Repeat the material in full. Keep every line exactly as it is.

══════════

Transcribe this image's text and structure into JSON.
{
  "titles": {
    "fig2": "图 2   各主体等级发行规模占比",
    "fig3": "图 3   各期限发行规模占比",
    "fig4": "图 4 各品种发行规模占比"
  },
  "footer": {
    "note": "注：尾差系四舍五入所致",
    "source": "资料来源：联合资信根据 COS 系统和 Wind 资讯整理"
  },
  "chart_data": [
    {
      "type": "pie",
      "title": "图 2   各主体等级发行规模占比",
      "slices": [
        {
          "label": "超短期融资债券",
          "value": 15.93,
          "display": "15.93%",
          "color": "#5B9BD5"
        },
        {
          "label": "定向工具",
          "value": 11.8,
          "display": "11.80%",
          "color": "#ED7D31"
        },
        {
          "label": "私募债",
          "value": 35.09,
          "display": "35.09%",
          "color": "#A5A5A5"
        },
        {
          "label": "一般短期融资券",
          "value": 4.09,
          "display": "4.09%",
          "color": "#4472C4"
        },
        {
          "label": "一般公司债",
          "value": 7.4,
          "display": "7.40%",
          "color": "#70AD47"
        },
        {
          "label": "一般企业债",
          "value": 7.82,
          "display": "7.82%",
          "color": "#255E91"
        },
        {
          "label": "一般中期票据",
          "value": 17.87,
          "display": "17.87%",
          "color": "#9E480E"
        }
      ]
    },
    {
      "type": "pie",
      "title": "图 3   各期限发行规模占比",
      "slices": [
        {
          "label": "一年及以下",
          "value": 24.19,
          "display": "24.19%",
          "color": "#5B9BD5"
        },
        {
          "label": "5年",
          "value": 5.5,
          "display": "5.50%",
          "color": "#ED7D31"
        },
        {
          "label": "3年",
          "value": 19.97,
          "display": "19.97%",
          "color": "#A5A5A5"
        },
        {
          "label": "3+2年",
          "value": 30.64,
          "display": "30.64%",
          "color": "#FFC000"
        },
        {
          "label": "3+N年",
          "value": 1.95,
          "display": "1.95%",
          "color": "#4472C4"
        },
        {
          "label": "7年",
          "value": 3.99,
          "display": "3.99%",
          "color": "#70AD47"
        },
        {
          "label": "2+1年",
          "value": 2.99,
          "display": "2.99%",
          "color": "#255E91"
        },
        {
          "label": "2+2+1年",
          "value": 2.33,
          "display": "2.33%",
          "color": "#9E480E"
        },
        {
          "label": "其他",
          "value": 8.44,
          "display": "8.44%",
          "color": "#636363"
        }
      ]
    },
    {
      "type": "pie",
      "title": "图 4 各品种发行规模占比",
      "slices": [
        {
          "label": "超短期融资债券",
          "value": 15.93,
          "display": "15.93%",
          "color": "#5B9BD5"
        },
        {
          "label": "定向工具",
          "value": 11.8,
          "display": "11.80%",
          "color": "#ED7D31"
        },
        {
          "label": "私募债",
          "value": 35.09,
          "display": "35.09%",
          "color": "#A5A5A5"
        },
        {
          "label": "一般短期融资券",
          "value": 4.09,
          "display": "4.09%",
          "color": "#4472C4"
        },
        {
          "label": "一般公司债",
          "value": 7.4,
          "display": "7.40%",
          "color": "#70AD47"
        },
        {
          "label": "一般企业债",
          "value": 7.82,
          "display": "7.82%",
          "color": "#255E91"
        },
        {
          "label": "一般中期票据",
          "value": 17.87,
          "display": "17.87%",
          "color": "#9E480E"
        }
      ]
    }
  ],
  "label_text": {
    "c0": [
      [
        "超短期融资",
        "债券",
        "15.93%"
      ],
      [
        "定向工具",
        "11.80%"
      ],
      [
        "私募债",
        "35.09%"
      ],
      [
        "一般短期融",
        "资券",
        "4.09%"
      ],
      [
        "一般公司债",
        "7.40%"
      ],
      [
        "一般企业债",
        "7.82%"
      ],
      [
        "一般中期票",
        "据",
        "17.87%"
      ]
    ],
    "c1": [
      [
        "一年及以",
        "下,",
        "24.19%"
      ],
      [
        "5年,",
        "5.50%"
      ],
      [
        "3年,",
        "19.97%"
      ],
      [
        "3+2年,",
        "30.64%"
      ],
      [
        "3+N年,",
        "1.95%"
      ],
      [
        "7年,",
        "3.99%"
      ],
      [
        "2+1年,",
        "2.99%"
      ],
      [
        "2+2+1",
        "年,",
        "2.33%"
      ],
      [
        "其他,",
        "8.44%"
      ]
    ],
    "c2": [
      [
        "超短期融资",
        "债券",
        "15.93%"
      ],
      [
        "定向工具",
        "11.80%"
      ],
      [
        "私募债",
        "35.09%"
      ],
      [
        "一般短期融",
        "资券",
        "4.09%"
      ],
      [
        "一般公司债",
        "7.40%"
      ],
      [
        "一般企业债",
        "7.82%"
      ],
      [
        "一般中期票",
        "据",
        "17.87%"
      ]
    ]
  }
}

══════════

**Finished exercise**:
Transcribe this image's text and structure into JSON.
{
  "titles": {
    "fig2": "图 2   各主体等级发行规模占比",
    "fig3": "图 3   各期限发行规模占比",
    "fig4": "图 4 各品种发行规模占比"
  },
  "footer": {
    "note": "注：尾差系四舍五入所致",
    "source": "资料来源：联合资信根据 COS 系统和 Wind 资讯整理"
  },
  "chart_data": [
    {
      "type": "pie",
      "title": "图 2   各主体等级发行规模占比",
      "slices": [
        {
          "label": "超短期融资债券",
          "value": 15.93,
          "display": "15.93%",
          "color": "#5B9BD5"
        },
        {
          "label": "定向工具",
          "value": 11.8,
          "display": "11.80%",
          "color": "#ED7D31"
        },
        {
          "label": "私募债",
          "value": 35.09,
          "display": "35.09%",
          "color": "#A5A5A5"
        },
        {
          "label": "一般短期融资券",
          "value": 4.09,
          "display": "4.09%",
          "color": "#4472C4"
        },
        {
          "label": "一般公司债",
          "value": 7.4,
          "display": "7.40%",
          "color": "#70AD47"
        },
        {
          "label": "一般企业债",
          "value": 7.82,
          "display": "7.82%",
          "color": "#255E91"
        },
        {
          "label": "一般中期票据",
          "value": 17.87,
          "display": "17.87%",
          "color": "#9E480E"
        }
      ]
    },
    {
      "type": "pie",
      "title": "图 3   各期限发行规模占比",
      "slices": [
        {
          "label": "一年及以下",
          "value": 24.19,
          "display": "24.19%",
          "color": "#5B9BD5"
        },
        {
          "label": "5年",
          "value": 5.5,
          "display": "5.50%",
          "color": "#ED7D31"
        },
        {
          "label": "3年",
          "value": 19.97,
          "display": "19.97%",
          "color": "#A5A5A5"
        },
        {
          "label": "3+2年",
          "value": 30.64,
          "display": "30.64%",
          "color": "#FFC000"
        },
        {
          "label": "3+N年",
          "value": 1.95,
          "display": "1.95%",
          "color": "#4472C4"
        },
        {
          "label": "7年",
          "value": 3.99,
          "display": "3.99%",
          "color": "#70AD47"
        },
        {
          "label": "2+1年",
          "value": 2.99,
          "display": "2.99%",
          "color": "#255E91"
        },
        {
          "label": "2+2+1年",
          "value": 2.33,
          "display": "2.33%",
          "color": "#9E480E"
        },
        {
          "label": "其他",
          "value": 8.44,
          "display": "8.44%",
          "color": "#636363"
        }
      ]
    },
    {
      "type": "pie",
      "title": "图 4 各品种发行规模占比",
      "slices": [
        {
          "label": "超短期融资债券",
          "value": 15.93,
          "display": "15.93%",
          "color": "#5B9BD5"
        },
        {
          "label": "定向工具",
          "value": 11.8,
          "display": "11.80%",
          "color": "#ED7D31"
        },
        {
          "label": "私募债",
          "value": 35.09,
          "display": "35.09%",
          "color": "#A5A5A5"
        },
        {
          "label": "一般短期融资券",
          "value": 4.09,
          "display": "4.09%",
          "color": "#4472C4"
        },
        {
          "label": "一般公司债",
          "value": 7.4,
          "display": "7.40%",
          "color": "#70AD47"
        },
        {
          "label": "一般企业债",
          "value": 7.82,
          "display": "7.82%",
          "color": "#255E91"
        },
        {
          "label": "一般中期票据",
          "value": 17.87,
          "display": "17.87%",
          "color": "#9E480E"
        }
      ]
    }
  ],
  "label_text": {
    "c0": [
      [
        "超短期融资",
        "债券",
        "15.93%"
      ],
      [
        "定向工具",
        "11.80%"
      ],
      [
        "私募债",
        "35.09%"
      ],
      [
        "一般短期融",
        "资券",
        "4.09%"
      ],
      [
        "一般公司债",
        "7.40%"
      ],
      [
        "一般企业债",
        "7.82%"
      ],
      [
        "一般中期票",
        "据",
        "17.87%"
      ]
    ],
    "c1": [
      [
        "一年及以",
        "下,",
        "24.19%"
      ],
      [
        "5年,",
        "5.50%"
      ],
      [
        "3年,",
        "19.97%"
      ],
      [
        "3+2年,",
        "30.64%"
      ],
      [
        "3+N年,",
        "1.95%"
      ],
      [
        "7年,",
        "3.99%"
      ],
      [
        "2+1年,",
        "2.99%"
      ],
      [
        "2+2+1",
        "年,",
        "2.33%"
      ],
      [
        "其他,",
        "8.44%"
      ]
    ],
    "c2": [
      [
        "超短期融资",
        "债券",
        "15.93%"
      ],
      [
        "定向工具",
        "11.80%"
      ],
      [
        "私募债",
        "35.09%"
      ],
      [
        "一般短期融",
        "资券",
        "4.09%"
      ],
      [
        "一般公司债",
        "7.40%"
      ],
      [
        "一般企业债",
        "7.82%"
      ],
      [
        "一般中期票",
        "据",
        "17.87%"
      ]
    ]
  }
}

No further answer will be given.